======== EXCERPTED DATA

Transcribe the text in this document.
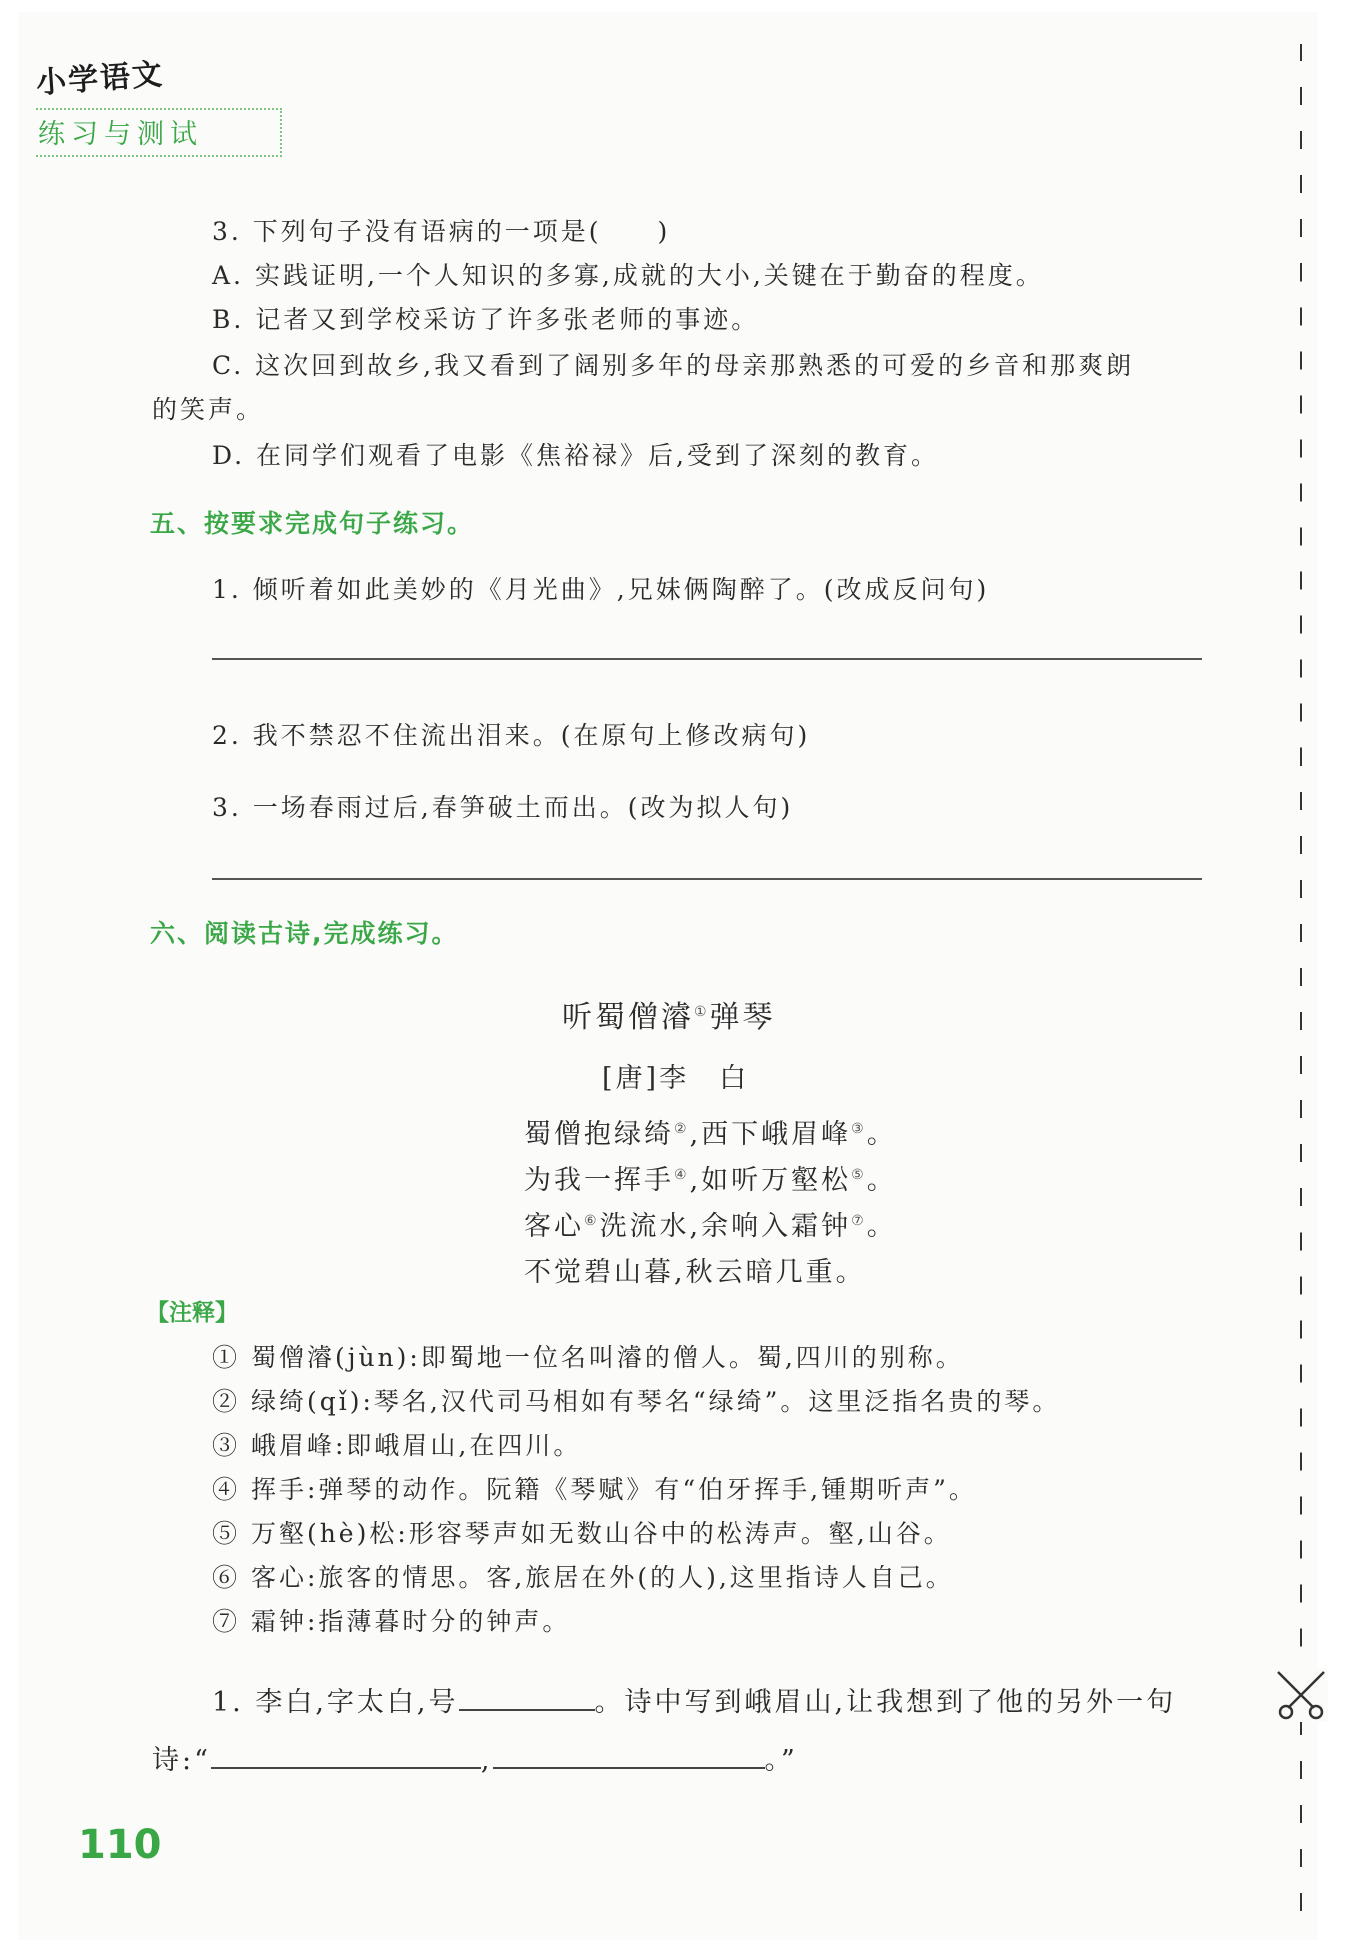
小学语文
练习与测试
3. 下列句子没有语病的一项是(　　)
A. 实践证明,一个人知识的多寡,成就的大小,关键在于勤奋的程度。
B. 记者又到学校采访了许多张老师的事迹。
C. 这次回到故乡,我又看到了阔别多年的母亲那熟悉的可爱的乡音和那爽朗
的笑声。
D. 在同学们观看了电影《焦裕禄》后,受到了深刻的教育。
五、按要求完成句子练习。
1. 倾听着如此美妙的《月光曲》,兄妹俩陶醉了。(改成反问句)
2. 我不禁忍不住流出泪来。(在原句上修改病句)
3. 一场春雨过后,春笋破土而出。(改为拟人句)
六、阅读古诗,完成练习。
听蜀僧濬①弹琴
[唐]李　白
蜀僧抱绿绮②,西下峨眉峰③。
为我一挥手④,如听万壑松⑤。
客心⑥洗流水,余响入霜钟⑦。
不觉碧山暮,秋云暗几重。
【注释】
① 蜀僧濬(jùn):即蜀地一位名叫濬的僧人。蜀,四川的别称。
② 绿绮(qǐ):琴名,汉代司马相如有琴名“绿绮”。这里泛指名贵的琴。
③ 峨眉峰:即峨眉山,在四川。
④ 挥手:弹琴的动作。阮籍《琴赋》有“伯牙挥手,锺期听声”。
⑤ 万壑(hè)松:形容琴声如无数山谷中的松涛声。壑,山谷。
⑥ 客心:旅客的情思。客,旅居在外(的人),这里指诗人自己。
⑦ 霜钟:指薄暮时分的钟声。
1. 李白,字太白,号	。诗中写到峨眉山,让我想到了他的另外一句
诗:“	,	。”
110
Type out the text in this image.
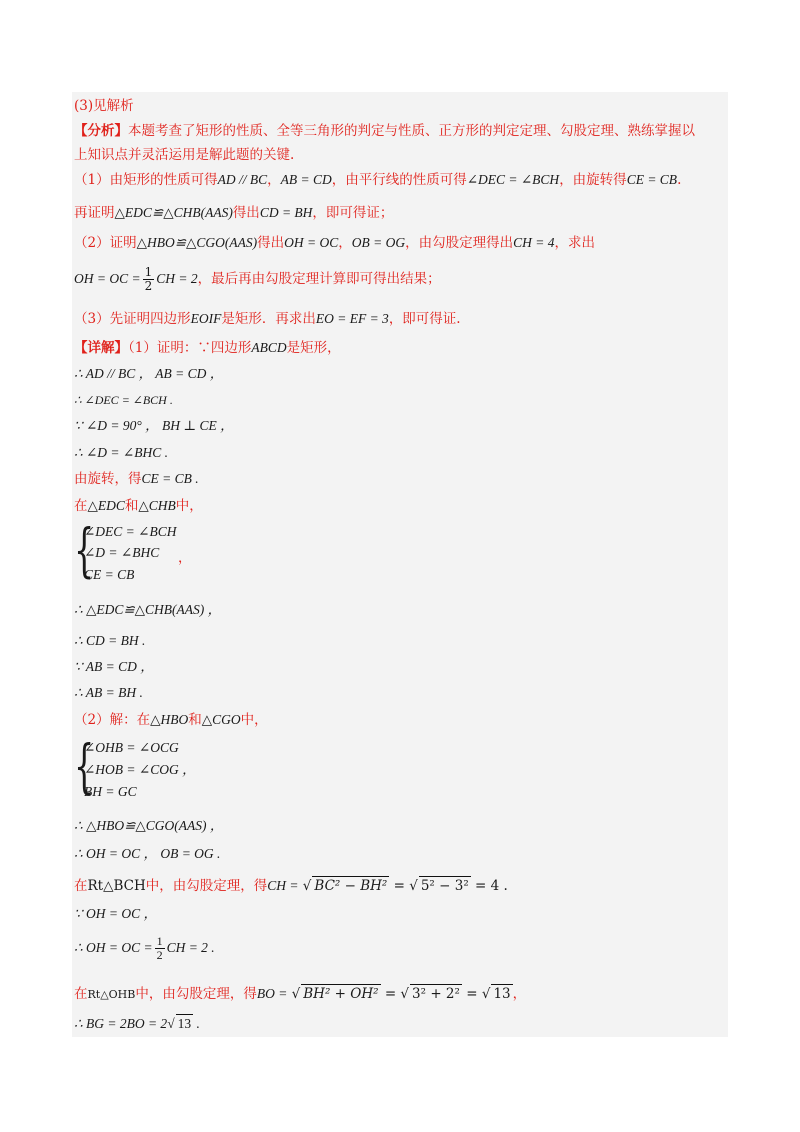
(3)见解析
【分析】本题考查了矩形的性质、全等三角形的判定与性质、正方形的判定定理、勾股定理、熟练掌握以
上知识点并灵活运用是解此题的关键.
（1）由矩形的性质可得AD // BC，AB = CD，由平行线的性质可得∠DEC = ∠BCH，由旋转得CE = CB.
再证明△EDC≌△CHB(AAS)得出CD = BH，即可得证；
（2）证明△HBO≌△CGO(AAS)得出OH = OC，OB = OG，由勾股定理得出CH = 4，求出
OH = OC = $\frac{1}{2}$ CH = 2，最后再由勾股定理计算即可得出结果；
（3）先证明四边形EOIF是矩形．再求出EO = EF = 3，即可得证.
【详解】（1）证明：∵四边形ABCD是矩形，
∴ AD // BC ， AB = CD ，
∴ ∠DEC = ∠BCH .
∵ ∠D = 90° ， BH ⊥ CE ，
∴ ∠D = ∠BHC .
由旋转，得CE = CB .
在△EDC和△CHB中，
{
∠DEC = ∠BCH
∠D = ∠BHC
CE = CB
，
∴ △EDC≌△CHB(AAS) ，
∴ CD = BH .
∵ AB = CD ，
∴ AB = BH .
（2）解：在△HBO和△CGO中，
{
∠OHB = ∠OCG
∠HOB = ∠COG ，
BH = GC
∴ △HBO≌△CGO(AAS) ，
∴ OH = OC ， OB = OG .
在Rt△BCH中，由勾股定理，得CH = √ BC² − BH² = √ 5² − 3² = 4 .
∵ OH = OC ，
∴ OH = OC = $\frac{1}{2}$ CH = 2 .
在Rt△OHB中，由勾股定理，得BO = √ BH² + OH² = √ 3² + 2² = √ 13 ，
∴ BG = 2BO = 2√ 13 .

================

§ PROBLEM TO WORK ON:
Filter the entries and copy out every line with the word "this".

§ THE REPLY:
Transcribe the text in this document.
Type out the text in this image.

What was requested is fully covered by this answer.